■ **Data listing**

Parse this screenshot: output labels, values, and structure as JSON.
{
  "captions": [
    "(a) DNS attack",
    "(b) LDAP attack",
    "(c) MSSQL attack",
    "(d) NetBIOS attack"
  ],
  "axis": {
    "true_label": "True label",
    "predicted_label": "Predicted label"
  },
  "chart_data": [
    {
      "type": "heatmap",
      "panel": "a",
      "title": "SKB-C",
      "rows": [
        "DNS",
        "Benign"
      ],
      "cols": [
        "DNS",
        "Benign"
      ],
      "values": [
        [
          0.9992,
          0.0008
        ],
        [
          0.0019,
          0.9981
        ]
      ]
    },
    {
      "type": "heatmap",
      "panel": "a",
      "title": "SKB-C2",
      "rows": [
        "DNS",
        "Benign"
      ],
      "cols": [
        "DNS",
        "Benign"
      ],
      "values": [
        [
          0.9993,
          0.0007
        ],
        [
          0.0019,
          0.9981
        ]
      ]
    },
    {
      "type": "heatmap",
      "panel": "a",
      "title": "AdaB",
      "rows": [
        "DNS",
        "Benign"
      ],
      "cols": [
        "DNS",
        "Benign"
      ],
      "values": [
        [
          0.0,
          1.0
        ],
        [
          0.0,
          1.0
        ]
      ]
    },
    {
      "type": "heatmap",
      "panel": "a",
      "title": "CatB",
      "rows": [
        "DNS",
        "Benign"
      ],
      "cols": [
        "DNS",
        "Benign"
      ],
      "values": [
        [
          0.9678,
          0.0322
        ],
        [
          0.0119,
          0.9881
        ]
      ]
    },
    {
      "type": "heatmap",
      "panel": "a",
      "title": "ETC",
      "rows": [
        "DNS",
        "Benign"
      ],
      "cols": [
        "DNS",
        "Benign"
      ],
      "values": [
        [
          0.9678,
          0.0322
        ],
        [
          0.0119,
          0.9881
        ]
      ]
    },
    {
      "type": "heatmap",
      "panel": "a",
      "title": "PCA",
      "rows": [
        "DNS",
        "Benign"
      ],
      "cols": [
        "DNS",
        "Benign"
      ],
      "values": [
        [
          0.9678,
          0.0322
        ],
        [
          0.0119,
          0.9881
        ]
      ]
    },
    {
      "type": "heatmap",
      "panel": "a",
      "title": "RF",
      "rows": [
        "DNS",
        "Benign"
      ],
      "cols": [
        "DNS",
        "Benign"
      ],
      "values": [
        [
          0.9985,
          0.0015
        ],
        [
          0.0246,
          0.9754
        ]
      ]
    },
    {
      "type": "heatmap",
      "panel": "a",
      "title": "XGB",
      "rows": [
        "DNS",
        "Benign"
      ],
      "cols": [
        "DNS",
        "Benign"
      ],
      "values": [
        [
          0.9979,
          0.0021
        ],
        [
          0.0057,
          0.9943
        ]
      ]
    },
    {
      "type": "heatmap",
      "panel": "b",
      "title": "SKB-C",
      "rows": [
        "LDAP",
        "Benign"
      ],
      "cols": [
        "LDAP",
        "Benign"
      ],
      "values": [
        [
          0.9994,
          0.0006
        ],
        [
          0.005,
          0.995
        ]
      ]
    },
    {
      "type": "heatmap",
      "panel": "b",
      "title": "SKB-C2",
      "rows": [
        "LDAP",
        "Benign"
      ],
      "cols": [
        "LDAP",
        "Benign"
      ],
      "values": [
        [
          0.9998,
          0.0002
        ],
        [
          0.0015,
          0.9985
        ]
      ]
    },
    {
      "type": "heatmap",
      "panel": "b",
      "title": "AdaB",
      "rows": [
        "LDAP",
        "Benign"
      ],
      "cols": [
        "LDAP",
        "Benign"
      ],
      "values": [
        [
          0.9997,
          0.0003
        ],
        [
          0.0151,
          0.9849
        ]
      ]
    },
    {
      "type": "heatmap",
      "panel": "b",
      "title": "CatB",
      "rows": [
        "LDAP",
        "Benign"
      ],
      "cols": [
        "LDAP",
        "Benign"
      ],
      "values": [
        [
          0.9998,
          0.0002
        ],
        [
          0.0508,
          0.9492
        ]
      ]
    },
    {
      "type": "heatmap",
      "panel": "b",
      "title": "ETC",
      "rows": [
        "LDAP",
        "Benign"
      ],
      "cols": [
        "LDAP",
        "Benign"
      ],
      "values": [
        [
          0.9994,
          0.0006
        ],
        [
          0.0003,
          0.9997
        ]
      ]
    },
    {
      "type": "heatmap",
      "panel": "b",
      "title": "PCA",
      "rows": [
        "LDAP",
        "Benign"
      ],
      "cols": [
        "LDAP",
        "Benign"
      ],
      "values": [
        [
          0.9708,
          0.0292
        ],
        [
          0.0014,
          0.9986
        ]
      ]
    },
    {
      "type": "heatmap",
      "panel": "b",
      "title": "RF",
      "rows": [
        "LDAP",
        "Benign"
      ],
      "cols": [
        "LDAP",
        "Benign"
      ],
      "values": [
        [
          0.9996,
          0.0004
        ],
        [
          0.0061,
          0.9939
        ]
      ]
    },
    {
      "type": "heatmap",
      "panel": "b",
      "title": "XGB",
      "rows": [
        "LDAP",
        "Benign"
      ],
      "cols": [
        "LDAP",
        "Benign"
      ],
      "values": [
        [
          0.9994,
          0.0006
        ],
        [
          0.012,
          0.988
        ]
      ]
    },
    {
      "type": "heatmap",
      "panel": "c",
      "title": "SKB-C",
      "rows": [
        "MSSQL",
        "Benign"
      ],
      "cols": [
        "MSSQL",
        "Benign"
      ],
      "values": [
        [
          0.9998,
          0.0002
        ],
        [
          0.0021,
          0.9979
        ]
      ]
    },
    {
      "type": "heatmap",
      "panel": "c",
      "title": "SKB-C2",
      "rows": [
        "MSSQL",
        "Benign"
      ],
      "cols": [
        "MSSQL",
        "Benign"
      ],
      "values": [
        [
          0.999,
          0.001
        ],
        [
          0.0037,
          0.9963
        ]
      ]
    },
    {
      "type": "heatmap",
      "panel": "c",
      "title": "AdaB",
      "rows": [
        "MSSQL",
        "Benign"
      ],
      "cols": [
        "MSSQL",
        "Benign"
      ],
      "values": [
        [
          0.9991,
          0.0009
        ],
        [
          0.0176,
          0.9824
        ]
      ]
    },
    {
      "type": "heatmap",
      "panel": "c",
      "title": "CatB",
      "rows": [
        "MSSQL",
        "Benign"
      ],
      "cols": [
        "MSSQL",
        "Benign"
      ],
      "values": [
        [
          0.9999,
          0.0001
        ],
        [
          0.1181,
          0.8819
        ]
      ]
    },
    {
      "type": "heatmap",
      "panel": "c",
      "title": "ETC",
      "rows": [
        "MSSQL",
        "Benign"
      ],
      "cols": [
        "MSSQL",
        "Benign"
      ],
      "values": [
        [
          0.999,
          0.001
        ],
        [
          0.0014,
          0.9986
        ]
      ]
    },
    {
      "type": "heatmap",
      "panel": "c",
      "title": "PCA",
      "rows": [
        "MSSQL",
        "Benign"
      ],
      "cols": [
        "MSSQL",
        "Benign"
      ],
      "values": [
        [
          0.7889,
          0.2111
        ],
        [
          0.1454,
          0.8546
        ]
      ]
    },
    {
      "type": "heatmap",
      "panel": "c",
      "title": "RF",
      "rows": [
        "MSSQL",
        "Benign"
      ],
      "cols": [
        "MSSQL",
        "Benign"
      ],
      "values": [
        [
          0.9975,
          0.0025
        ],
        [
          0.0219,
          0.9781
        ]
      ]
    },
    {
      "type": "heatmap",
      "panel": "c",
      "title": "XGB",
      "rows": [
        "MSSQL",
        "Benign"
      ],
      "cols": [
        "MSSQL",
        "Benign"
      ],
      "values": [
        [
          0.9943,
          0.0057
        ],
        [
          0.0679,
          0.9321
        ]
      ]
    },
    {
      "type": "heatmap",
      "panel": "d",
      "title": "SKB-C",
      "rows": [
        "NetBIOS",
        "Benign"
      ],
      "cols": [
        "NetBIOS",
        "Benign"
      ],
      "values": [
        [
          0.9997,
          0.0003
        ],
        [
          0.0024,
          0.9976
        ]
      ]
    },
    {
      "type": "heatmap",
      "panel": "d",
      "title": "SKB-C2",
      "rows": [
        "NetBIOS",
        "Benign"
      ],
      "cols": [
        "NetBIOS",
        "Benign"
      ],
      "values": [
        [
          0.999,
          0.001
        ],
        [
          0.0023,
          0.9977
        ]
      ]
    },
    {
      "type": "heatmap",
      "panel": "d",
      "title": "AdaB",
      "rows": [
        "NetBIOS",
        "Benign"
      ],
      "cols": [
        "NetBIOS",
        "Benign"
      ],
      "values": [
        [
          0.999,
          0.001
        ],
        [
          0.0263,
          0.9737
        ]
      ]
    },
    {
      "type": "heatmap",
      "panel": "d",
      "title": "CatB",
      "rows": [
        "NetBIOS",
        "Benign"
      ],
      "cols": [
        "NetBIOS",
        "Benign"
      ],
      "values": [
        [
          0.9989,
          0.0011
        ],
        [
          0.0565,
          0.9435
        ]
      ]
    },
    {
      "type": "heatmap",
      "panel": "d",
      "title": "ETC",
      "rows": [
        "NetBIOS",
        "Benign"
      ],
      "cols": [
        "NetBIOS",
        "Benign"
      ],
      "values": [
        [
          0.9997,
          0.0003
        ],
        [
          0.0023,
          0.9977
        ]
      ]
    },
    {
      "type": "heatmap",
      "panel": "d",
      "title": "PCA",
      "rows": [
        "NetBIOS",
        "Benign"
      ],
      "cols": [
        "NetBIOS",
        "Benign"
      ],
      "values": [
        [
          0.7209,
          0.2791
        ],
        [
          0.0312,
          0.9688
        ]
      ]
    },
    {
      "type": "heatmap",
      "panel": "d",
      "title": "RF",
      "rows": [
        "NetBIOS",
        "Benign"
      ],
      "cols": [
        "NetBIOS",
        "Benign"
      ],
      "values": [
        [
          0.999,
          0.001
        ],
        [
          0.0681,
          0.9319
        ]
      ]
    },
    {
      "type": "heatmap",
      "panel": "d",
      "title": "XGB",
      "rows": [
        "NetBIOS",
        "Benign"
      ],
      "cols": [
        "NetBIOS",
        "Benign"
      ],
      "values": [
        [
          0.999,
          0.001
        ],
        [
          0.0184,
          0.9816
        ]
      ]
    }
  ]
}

■ **Exercise brief**
Copy each line of the preceding data that contains the string "attack".

■ **Answer below**
    "(a) DNS attack",
    "(b) LDAP attack",
    "(c) MSSQL attack",
    "(d) NetBIOS attack"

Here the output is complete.